[Stored records]

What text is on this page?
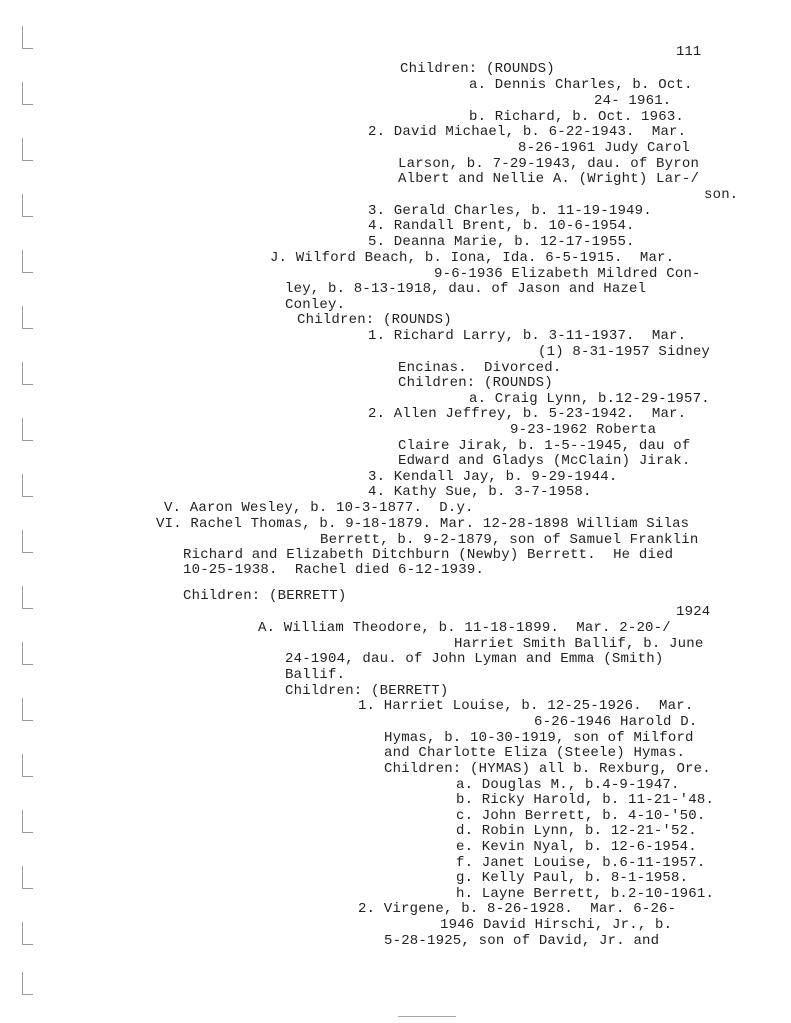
111
Children: (ROUNDS)
a. Dennis Charles, b. Oct.
24- 1961.
b. Richard, b. Oct. 1963.
2. David Michael, b. 6-22-1943.  Mar.
8-26-1961 Judy Carol
Larson, b. 7-29-1943, dau. of Byron
Albert and Nellie A. (Wright) Lar-/
son.
3. Gerald Charles, b. 11-19-1949.
4. Randall Brent, b. 10-6-1954.
5. Deanna Marie, b. 12-17-1955.
J. Wilford Beach, b. Iona, Ida. 6-5-1915.  Mar.
9-6-1936 Elizabeth Mildred Con-
ley, b. 8-13-1918, dau. of Jason and Hazel
Conley.
Children: (ROUNDS)
1. Richard Larry, b. 3-11-1937.  Mar.
(1) 8-31-1957 Sidney
Encinas.  Divorced.
Children: (ROUNDS)
a. Craig Lynn, b.12-29-1957.
2. Allen Jeffrey, b. 5-23-1942.  Mar.
9-23-1962 Roberta
Claire Jirak, b. 1-5--1945, dau of
Edward and Gladys (McClain) Jirak.
3. Kendall Jay, b. 9-29-1944.
4. Kathy Sue, b. 3-7-1958.
V. Aaron Wesley, b. 10-3-1877.  D.y.
VI. Rachel Thomas, b. 9-18-1879. Mar. 12-28-1898 William Silas
Berrett, b. 9-2-1879, son of Samuel Franklin
Richard and Elizabeth Ditchburn (Newby) Berrett.  He died
10-25-1938.  Rachel died 6-12-1939.
Children: (BERRETT)
1924
A. William Theodore, b. 11-18-1899.  Mar. 2-20-/
Harriet Smith Ballif, b. June
24-1904, dau. of John Lyman and Emma (Smith)
Ballif.
Children: (BERRETT)
1. Harriet Louise, b. 12-25-1926.  Mar.
6-26-1946 Harold D.
Hymas, b. 10-30-1919, son of Milford
and Charlotte Eliza (Steele) Hymas.
Children: (HYMAS) all b. Rexburg, Ore.
a. Douglas M., b.4-9-1947.
b. Ricky Harold, b. 11-21-'48.
c. John Berrett, b. 4-10-'50.
d. Robin Lynn, b. 12-21-'52.
e. Kevin Nyal, b. 12-6-1954.
f. Janet Louise, b.6-11-1957.
g. Kelly Paul, b. 8-1-1958.
h. Layne Berrett, b.2-10-1961.
2. Virgene, b. 8-26-1928.  Mar. 6-26-
1946 David Hirschi, Jr., b.
5-28-1925, son of David, Jr. and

Short task: From the data above, copy each line that has the string "Elizabeth".

Answer to the task:
9-6-1936 Elizabeth Mildred Con-
Richard and Elizabeth Ditchburn (Newby) Berrett.  He died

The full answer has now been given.